SUPPLIED RECORDS -
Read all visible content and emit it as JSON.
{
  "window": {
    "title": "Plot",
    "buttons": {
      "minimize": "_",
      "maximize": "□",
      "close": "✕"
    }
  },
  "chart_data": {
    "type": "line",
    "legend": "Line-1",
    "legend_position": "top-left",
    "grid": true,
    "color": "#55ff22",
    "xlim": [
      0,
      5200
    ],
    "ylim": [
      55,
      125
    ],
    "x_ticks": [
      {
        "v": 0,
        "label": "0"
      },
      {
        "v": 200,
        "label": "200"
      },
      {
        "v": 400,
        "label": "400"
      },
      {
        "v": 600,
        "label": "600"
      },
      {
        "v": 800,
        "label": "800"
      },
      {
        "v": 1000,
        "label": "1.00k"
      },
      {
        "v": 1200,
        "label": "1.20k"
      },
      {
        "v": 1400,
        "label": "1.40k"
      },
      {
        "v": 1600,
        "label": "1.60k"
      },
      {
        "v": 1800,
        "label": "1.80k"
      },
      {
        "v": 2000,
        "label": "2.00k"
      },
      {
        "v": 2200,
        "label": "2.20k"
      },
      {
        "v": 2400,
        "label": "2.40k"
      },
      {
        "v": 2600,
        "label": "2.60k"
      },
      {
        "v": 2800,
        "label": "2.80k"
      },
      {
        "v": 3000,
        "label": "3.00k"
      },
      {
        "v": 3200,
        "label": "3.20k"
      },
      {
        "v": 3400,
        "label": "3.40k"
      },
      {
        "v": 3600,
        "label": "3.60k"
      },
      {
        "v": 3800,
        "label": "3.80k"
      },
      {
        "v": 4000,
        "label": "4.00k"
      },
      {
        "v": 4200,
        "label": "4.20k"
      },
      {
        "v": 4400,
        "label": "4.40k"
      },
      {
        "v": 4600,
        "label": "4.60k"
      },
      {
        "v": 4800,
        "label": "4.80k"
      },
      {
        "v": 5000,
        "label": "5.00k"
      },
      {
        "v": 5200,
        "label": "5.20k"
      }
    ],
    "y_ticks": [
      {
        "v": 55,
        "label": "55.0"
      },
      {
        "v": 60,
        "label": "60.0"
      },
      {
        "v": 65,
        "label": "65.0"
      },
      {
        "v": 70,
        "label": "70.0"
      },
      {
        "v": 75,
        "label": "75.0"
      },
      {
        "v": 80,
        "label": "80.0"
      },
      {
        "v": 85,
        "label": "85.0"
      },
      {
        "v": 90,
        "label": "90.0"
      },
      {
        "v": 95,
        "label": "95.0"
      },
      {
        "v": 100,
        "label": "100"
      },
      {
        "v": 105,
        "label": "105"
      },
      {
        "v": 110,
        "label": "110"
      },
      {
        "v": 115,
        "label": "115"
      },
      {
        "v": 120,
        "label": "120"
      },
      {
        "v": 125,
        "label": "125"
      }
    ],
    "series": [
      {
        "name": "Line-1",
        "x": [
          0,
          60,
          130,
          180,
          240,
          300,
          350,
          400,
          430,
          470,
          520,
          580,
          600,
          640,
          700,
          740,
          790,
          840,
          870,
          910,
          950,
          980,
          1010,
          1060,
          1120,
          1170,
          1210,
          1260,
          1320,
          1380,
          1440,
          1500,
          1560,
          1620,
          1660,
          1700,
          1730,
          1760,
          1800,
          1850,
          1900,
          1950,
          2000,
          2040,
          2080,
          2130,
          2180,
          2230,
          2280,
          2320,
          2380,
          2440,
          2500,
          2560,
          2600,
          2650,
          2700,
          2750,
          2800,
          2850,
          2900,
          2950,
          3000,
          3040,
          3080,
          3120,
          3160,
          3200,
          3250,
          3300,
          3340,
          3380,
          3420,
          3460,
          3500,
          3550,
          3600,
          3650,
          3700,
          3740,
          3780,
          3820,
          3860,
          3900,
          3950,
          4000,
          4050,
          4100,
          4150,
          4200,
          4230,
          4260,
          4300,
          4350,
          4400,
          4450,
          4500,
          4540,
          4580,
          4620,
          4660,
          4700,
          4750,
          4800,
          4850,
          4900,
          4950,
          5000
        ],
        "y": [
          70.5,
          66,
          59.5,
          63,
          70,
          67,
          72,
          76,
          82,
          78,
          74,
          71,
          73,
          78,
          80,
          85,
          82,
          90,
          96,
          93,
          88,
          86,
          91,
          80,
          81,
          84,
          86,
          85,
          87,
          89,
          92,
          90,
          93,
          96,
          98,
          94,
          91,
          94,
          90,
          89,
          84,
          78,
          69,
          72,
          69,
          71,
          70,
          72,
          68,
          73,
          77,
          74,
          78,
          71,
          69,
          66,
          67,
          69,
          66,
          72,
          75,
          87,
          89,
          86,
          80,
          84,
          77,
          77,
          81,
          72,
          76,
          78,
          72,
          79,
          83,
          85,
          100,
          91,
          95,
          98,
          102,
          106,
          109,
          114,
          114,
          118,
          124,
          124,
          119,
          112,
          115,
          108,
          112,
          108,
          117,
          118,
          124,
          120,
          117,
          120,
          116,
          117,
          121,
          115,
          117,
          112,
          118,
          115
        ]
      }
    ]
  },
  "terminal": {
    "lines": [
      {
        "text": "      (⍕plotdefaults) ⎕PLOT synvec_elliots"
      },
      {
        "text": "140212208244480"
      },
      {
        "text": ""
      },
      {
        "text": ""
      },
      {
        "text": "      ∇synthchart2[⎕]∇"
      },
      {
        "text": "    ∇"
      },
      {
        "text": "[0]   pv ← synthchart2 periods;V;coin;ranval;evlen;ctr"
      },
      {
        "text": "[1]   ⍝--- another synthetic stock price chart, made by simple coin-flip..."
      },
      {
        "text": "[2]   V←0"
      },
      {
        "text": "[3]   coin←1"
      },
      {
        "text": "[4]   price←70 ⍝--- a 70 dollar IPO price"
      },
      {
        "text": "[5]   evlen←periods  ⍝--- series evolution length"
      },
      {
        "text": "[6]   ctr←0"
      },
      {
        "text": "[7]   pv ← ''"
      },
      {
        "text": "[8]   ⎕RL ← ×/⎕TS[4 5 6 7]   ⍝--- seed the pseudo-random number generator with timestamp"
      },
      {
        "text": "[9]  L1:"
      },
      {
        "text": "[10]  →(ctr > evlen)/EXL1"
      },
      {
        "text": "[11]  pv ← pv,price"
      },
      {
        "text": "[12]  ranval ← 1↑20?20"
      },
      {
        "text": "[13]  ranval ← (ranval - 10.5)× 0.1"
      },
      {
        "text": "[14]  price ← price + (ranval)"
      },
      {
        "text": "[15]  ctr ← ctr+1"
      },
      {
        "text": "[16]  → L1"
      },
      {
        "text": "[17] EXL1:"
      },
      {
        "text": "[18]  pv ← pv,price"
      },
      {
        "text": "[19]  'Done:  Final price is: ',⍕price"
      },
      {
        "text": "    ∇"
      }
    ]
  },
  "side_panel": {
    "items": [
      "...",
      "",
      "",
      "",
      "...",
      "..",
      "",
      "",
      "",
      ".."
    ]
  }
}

GOAL OF THE EXERCISE - Each record above should be output again exactly.

WRITTEN ANSWER -
Read all visible content and emit it as JSON.
{
  "window": {
    "title": "Plot",
    "buttons": {
      "minimize": "_",
      "maximize": "□",
      "close": "✕"
    }
  },
  "chart_data": {
    "type": "line",
    "legend": "Line-1",
    "legend_position": "top-left",
    "grid": true,
    "color": "#55ff22",
    "xlim": [
      0,
      5200
    ],
    "ylim": [
      55,
      125
    ],
    "x_ticks": [
      {
        "v": 0,
        "label": "0"
      },
      {
        "v": 200,
        "label": "200"
      },
      {
        "v": 400,
        "label": "400"
      },
      {
        "v": 600,
        "label": "600"
      },
      {
        "v": 800,
        "label": "800"
      },
      {
        "v": 1000,
        "label": "1.00k"
      },
      {
        "v": 1200,
        "label": "1.20k"
      },
      {
        "v": 1400,
        "label": "1.40k"
      },
      {
        "v": 1600,
        "label": "1.60k"
      },
      {
        "v": 1800,
        "label": "1.80k"
      },
      {
        "v": 2000,
        "label": "2.00k"
      },
      {
        "v": 2200,
        "label": "2.20k"
      },
      {
        "v": 2400,
        "label": "2.40k"
      },
      {
        "v": 2600,
        "label": "2.60k"
      },
      {
        "v": 2800,
        "label": "2.80k"
      },
      {
        "v": 3000,
        "label": "3.00k"
      },
      {
        "v": 3200,
        "label": "3.20k"
      },
      {
        "v": 3400,
        "label": "3.40k"
      },
      {
        "v": 3600,
        "label": "3.60k"
      },
      {
        "v": 3800,
        "label": "3.80k"
      },
      {
        "v": 4000,
        "label": "4.00k"
      },
      {
        "v": 4200,
        "label": "4.20k"
      },
      {
        "v": 4400,
        "label": "4.40k"
      },
      {
        "v": 4600,
        "label": "4.60k"
      },
      {
        "v": 4800,
        "label": "4.80k"
      },
      {
        "v": 5000,
        "label": "5.00k"
      },
      {
        "v": 5200,
        "label": "5.20k"
      }
    ],
    "y_ticks": [
      {
        "v": 55,
        "label": "55.0"
      },
      {
        "v": 60,
        "label": "60.0"
      },
      {
        "v": 65,
        "label": "65.0"
      },
      {
        "v": 70,
        "label": "70.0"
      },
      {
        "v": 75,
        "label": "75.0"
      },
      {
        "v": 80,
        "label": "80.0"
      },
      {
        "v": 85,
        "label": "85.0"
      },
      {
        "v": 90,
        "label": "90.0"
      },
      {
        "v": 95,
        "label": "95.0"
      },
      {
        "v": 100,
        "label": "100"
      },
      {
        "v": 105,
        "label": "105"
      },
      {
        "v": 110,
        "label": "110"
      },
      {
        "v": 115,
        "label": "115"
      },
      {
        "v": 120,
        "label": "120"
      },
      {
        "v": 125,
        "label": "125"
      }
    ],
    "series": [
      {
        "name": "Line-1",
        "x": [
          0,
          60,
          130,
          180,
          240,
          300,
          350,
          400,
          430,
          470,
          520,
          580,
          600,
          640,
          700,
          740,
          790,
          840,
          870,
          910,
          950,
          980,
          1010,
          1060,
          1120,
          1170,
          1210,
          1260,
          1320,
          1380,
          1440,
          1500,
          1560,
          1620,
          1660,
          1700,
          1730,
          1760,
          1800,
          1850,
          1900,
          1950,
          2000,
          2040,
          2080,
          2130,
          2180,
          2230,
          2280,
          2320,
          2380,
          2440,
          2500,
          2560,
          2600,
          2650,
          2700,
          2750,
          2800,
          2850,
          2900,
          2950,
          3000,
          3040,
          3080,
          3120,
          3160,
          3200,
          3250,
          3300,
          3340,
          3380,
          3420,
          3460,
          3500,
          3550,
          3600,
          3650,
          3700,
          3740,
          3780,
          3820,
          3860,
          3900,
          3950,
          4000,
          4050,
          4100,
          4150,
          4200,
          4230,
          4260,
          4300,
          4350,
          4400,
          4450,
          4500,
          4540,
          4580,
          4620,
          4660,
          4700,
          4750,
          4800,
          4850,
          4900,
          4950,
          5000
        ],
        "y": [
          70.5,
          66,
          59.5,
          63,
          70,
          67,
          72,
          76,
          82,
          78,
          74,
          71,
          73,
          78,
          80,
          85,
          82,
          90,
          96,
          93,
          88,
          86,
          91,
          80,
          81,
          84,
          86,
          85,
          87,
          89,
          92,
          90,
          93,
          96,
          98,
          94,
          91,
          94,
          90,
          89,
          84,
          78,
          69,
          72,
          69,
          71,
          70,
          72,
          68,
          73,
          77,
          74,
          78,
          71,
          69,
          66,
          67,
          69,
          66,
          72,
          75,
          87,
          89,
          86,
          80,
          84,
          77,
          77,
          81,
          72,
          76,
          78,
          72,
          79,
          83,
          85,
          100,
          91,
          95,
          98,
          102,
          106,
          109,
          114,
          114,
          118,
          124,
          124,
          119,
          112,
          115,
          108,
          112,
          108,
          117,
          118,
          124,
          120,
          117,
          120,
          116,
          117,
          121,
          115,
          117,
          112,
          118,
          115
        ]
      }
    ]
  },
  "terminal": {
    "lines": [
      {
        "text": "      (⍕plotdefaults) ⎕PLOT synvec_elliots"
      },
      {
        "text": "140212208244480"
      },
      {
        "text": ""
      },
      {
        "text": ""
      },
      {
        "text": "      ∇synthchart2[⎕]∇"
      },
      {
        "text": "    ∇"
      },
      {
        "text": "[0]   pv ← synthchart2 periods;V;coin;ranval;evlen;ctr"
      },
      {
        "text": "[1]   ⍝--- another synthetic stock price chart, made by simple coin-flip..."
      },
      {
        "text": "[2]   V←0"
      },
      {
        "text": "[3]   coin←1"
      },
      {
        "text": "[4]   price←70 ⍝--- a 70 dollar IPO price"
      },
      {
        "text": "[5]   evlen←periods  ⍝--- series evolution length"
      },
      {
        "text": "[6]   ctr←0"
      },
      {
        "text": "[7]   pv ← ''"
      },
      {
        "text": "[8]   ⎕RL ← ×/⎕TS[4 5 6 7]   ⍝--- seed the pseudo-random number generator with timestamp"
      },
      {
        "text": "[9]  L1:"
      },
      {
        "text": "[10]  →(ctr > evlen)/EXL1"
      },
      {
        "text": "[11]  pv ← pv,price"
      },
      {
        "text": "[12]  ranval ← 1↑20?20"
      },
      {
        "text": "[13]  ranval ← (ranval - 10.5)× 0.1"
      },
      {
        "text": "[14]  price ← price + (ranval)"
      },
      {
        "text": "[15]  ctr ← ctr+1"
      },
      {
        "text": "[16]  → L1"
      },
      {
        "text": "[17] EXL1:"
      },
      {
        "text": "[18]  pv ← pv,price"
      },
      {
        "text": "[19]  'Done:  Final price is: ',⍕price"
      },
      {
        "text": "    ∇"
      }
    ]
  },
  "side_panel": {
    "items": [
      "...",
      "",
      "",
      "",
      "...",
      "..",
      "",
      "",
      "",
      ".."
    ]
  }
}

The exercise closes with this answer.